Extracted records:

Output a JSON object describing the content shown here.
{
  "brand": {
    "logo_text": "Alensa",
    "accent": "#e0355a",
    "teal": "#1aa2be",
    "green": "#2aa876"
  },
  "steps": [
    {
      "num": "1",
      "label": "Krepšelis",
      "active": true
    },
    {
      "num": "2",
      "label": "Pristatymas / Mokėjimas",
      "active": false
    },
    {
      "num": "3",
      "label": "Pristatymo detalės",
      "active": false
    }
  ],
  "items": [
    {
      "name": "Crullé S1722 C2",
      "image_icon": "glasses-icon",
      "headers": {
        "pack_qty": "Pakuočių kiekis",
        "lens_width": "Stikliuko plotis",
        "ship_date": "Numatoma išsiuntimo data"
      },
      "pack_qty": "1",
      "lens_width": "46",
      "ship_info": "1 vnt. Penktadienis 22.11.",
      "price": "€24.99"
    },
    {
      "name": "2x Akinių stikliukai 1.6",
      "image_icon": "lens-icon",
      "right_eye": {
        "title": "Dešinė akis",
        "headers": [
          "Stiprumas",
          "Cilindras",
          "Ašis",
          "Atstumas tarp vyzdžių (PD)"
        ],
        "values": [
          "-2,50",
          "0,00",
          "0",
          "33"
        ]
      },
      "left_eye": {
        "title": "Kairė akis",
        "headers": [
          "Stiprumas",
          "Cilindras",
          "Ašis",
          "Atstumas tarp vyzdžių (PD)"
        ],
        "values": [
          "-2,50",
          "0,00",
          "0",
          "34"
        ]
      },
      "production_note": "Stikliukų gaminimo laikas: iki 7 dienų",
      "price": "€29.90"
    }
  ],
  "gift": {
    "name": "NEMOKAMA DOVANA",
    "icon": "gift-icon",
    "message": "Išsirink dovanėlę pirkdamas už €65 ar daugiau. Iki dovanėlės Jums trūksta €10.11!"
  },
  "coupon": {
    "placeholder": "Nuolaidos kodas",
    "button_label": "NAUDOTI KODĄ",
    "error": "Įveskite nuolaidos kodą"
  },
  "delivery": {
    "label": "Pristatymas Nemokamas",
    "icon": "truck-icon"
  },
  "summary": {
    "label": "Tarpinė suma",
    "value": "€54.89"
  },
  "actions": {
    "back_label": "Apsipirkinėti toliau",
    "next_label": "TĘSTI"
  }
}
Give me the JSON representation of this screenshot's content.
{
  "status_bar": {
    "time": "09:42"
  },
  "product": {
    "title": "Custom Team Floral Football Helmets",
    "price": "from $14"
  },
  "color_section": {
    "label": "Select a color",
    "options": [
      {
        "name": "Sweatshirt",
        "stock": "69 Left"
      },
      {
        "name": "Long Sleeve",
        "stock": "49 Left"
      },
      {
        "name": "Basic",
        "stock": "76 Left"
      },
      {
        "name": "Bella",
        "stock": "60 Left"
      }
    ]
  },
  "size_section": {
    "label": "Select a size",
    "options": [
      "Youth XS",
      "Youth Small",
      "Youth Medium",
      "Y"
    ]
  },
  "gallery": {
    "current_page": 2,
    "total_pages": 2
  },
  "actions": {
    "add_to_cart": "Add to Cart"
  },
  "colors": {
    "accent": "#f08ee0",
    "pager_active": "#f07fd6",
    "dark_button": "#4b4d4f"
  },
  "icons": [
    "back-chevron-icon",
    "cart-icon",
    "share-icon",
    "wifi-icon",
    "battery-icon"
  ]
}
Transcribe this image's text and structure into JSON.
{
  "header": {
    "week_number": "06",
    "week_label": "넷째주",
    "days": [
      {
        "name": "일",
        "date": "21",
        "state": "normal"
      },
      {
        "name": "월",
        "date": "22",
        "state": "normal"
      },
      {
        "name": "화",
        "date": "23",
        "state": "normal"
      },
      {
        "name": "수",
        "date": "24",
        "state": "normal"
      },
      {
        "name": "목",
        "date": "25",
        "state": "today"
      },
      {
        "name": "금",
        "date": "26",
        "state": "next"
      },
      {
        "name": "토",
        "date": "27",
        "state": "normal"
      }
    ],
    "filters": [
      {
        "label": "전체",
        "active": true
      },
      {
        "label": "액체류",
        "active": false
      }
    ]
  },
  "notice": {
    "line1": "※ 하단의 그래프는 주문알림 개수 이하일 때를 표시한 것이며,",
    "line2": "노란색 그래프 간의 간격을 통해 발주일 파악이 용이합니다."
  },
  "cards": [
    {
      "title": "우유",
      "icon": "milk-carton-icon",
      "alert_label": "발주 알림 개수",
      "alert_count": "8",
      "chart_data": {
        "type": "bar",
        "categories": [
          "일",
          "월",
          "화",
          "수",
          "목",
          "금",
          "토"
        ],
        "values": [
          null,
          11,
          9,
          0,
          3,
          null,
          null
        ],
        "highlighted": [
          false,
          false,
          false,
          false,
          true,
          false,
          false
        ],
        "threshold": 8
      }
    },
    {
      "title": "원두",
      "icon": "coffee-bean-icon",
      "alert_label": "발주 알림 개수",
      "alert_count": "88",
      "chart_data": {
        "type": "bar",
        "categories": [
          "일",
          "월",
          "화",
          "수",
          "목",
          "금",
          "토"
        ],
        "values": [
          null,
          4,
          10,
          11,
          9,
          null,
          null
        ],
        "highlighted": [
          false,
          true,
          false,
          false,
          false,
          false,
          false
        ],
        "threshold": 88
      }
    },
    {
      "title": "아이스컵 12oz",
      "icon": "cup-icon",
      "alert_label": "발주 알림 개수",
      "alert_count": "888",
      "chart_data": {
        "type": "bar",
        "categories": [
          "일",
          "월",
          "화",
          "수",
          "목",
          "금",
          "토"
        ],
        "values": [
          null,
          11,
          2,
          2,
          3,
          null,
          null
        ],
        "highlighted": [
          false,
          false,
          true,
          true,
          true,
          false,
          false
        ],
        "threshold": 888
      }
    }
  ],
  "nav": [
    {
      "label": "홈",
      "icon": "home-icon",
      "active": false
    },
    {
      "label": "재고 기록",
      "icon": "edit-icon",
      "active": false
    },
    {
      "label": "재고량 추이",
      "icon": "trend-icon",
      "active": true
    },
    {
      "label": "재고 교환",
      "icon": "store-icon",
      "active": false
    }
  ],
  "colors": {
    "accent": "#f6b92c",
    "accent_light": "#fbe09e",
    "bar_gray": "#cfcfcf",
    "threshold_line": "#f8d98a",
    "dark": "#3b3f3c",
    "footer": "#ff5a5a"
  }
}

AIM OF THE EXERCISE >> Output the whole listing above again, word for word.

REPLY >>
Output a JSON object describing the content shown here.
{
  "brand": {
    "logo_text": "Alensa",
    "accent": "#e0355a",
    "teal": "#1aa2be",
    "green": "#2aa876"
  },
  "steps": [
    {
      "num": "1",
      "label": "Krepšelis",
      "active": true
    },
    {
      "num": "2",
      "label": "Pristatymas / Mokėjimas",
      "active": false
    },
    {
      "num": "3",
      "label": "Pristatymo detalės",
      "active": false
    }
  ],
  "items": [
    {
      "name": "Crullé S1722 C2",
      "image_icon": "glasses-icon",
      "headers": {
        "pack_qty": "Pakuočių kiekis",
        "lens_width": "Stikliuko plotis",
        "ship_date": "Numatoma išsiuntimo data"
      },
      "pack_qty": "1",
      "lens_width": "46",
      "ship_info": "1 vnt. Penktadienis 22.11.",
      "price": "€24.99"
    },
    {
      "name": "2x Akinių stikliukai 1.6",
      "image_icon": "lens-icon",
      "right_eye": {
        "title": "Dešinė akis",
        "headers": [
          "Stiprumas",
          "Cilindras",
          "Ašis",
          "Atstumas tarp vyzdžių (PD)"
        ],
        "values": [
          "-2,50",
          "0,00",
          "0",
          "33"
        ]
      },
      "left_eye": {
        "title": "Kairė akis",
        "headers": [
          "Stiprumas",
          "Cilindras",
          "Ašis",
          "Atstumas tarp vyzdžių (PD)"
        ],
        "values": [
          "-2,50",
          "0,00",
          "0",
          "34"
        ]
      },
      "production_note": "Stikliukų gaminimo laikas: iki 7 dienų",
      "price": "€29.90"
    }
  ],
  "gift": {
    "name": "NEMOKAMA DOVANA",
    "icon": "gift-icon",
    "message": "Išsirink dovanėlę pirkdamas už €65 ar daugiau. Iki dovanėlės Jums trūksta €10.11!"
  },
  "coupon": {
    "placeholder": "Nuolaidos kodas",
    "button_label": "NAUDOTI KODĄ",
    "error": "Įveskite nuolaidos kodą"
  },
  "delivery": {
    "label": "Pristatymas Nemokamas",
    "icon": "truck-icon"
  },
  "summary": {
    "label": "Tarpinė suma",
    "value": "€54.89"
  },
  "actions": {
    "back_label": "Apsipirkinėti toliau",
    "next_label": "TĘSTI"
  }
}
Give me the JSON representation of this screenshot's content.
{
  "status_bar": {
    "time": "09:42"
  },
  "product": {
    "title": "Custom Team Floral Football Helmets",
    "price": "from $14"
  },
  "color_section": {
    "label": "Select a color",
    "options": [
      {
        "name": "Sweatshirt",
        "stock": "69 Left"
      },
      {
        "name": "Long Sleeve",
        "stock": "49 Left"
      },
      {
        "name": "Basic",
        "stock": "76 Left"
      },
      {
        "name": "Bella",
        "stock": "60 Left"
      }
    ]
  },
  "size_section": {
    "label": "Select a size",
    "options": [
      "Youth XS",
      "Youth Small",
      "Youth Medium",
      "Y"
    ]
  },
  "gallery": {
    "current_page": 2,
    "total_pages": 2
  },
  "actions": {
    "add_to_cart": "Add to Cart"
  },
  "colors": {
    "accent": "#f08ee0",
    "pager_active": "#f07fd6",
    "dark_button": "#4b4d4f"
  },
  "icons": [
    "back-chevron-icon",
    "cart-icon",
    "share-icon",
    "wifi-icon",
    "battery-icon"
  ]
}
Transcribe this image's text and structure into JSON.
{
  "header": {
    "week_number": "06",
    "week_label": "넷째주",
    "days": [
      {
        "name": "일",
        "date": "21",
        "state": "normal"
      },
      {
        "name": "월",
        "date": "22",
        "state": "normal"
      },
      {
        "name": "화",
        "date": "23",
        "state": "normal"
      },
      {
        "name": "수",
        "date": "24",
        "state": "normal"
      },
      {
        "name": "목",
        "date": "25",
        "state": "today"
      },
      {
        "name": "금",
        "date": "26",
        "state": "next"
      },
      {
        "name": "토",
        "date": "27",
        "state": "normal"
      }
    ],
    "filters": [
      {
        "label": "전체",
        "active": true
      },
      {
        "label": "액체류",
        "active": false
      }
    ]
  },
  "notice": {
    "line1": "※ 하단의 그래프는 주문알림 개수 이하일 때를 표시한 것이며,",
    "line2": "노란색 그래프 간의 간격을 통해 발주일 파악이 용이합니다."
  },
  "cards": [
    {
      "title": "우유",
      "icon": "milk-carton-icon",
      "alert_label": "발주 알림 개수",
      "alert_count": "8",
      "chart_data": {
        "type": "bar",
        "categories": [
          "일",
          "월",
          "화",
          "수",
          "목",
          "금",
          "토"
        ],
        "values": [
          null,
          11,
          9,
          0,
          3,
          null,
          null
        ],
        "highlighted": [
          false,
          false,
          false,
          false,
          true,
          false,
          false
        ],
        "threshold": 8
      }
    },
    {
      "title": "원두",
      "icon": "coffee-bean-icon",
      "alert_label": "발주 알림 개수",
      "alert_count": "88",
      "chart_data": {
        "type": "bar",
        "categories": [
          "일",
          "월",
          "화",
          "수",
          "목",
          "금",
          "토"
        ],
        "values": [
          null,
          4,
          10,
          11,
          9,
          null,
          null
        ],
        "highlighted": [
          false,
          true,
          false,
          false,
          false,
          false,
          false
        ],
        "threshold": 88
      }
    },
    {
      "title": "아이스컵 12oz",
      "icon": "cup-icon",
      "alert_label": "발주 알림 개수",
      "alert_count": "888",
      "chart_data": {
        "type": "bar",
        "categories": [
          "일",
          "월",
          "화",
          "수",
          "목",
          "금",
          "토"
        ],
        "values": [
          null,
          11,
          2,
          2,
          3,
          null,
          null
        ],
        "highlighted": [
          false,
          false,
          true,
          true,
          true,
          false,
          false
        ],
        "threshold": 888
      }
    }
  ],
  "nav": [
    {
      "label": "홈",
      "icon": "home-icon",
      "active": false
    },
    {
      "label": "재고 기록",
      "icon": "edit-icon",
      "active": false
    },
    {
      "label": "재고량 추이",
      "icon": "trend-icon",
      "active": true
    },
    {
      "label": "재고 교환",
      "icon": "store-icon",
      "active": false
    }
  ],
  "colors": {
    "accent": "#f6b92c",
    "accent_light": "#fbe09e",
    "bar_gray": "#cfcfcf",
    "threshold_line": "#f8d98a",
    "dark": "#3b3f3c",
    "footer": "#ff5a5a"
  }
}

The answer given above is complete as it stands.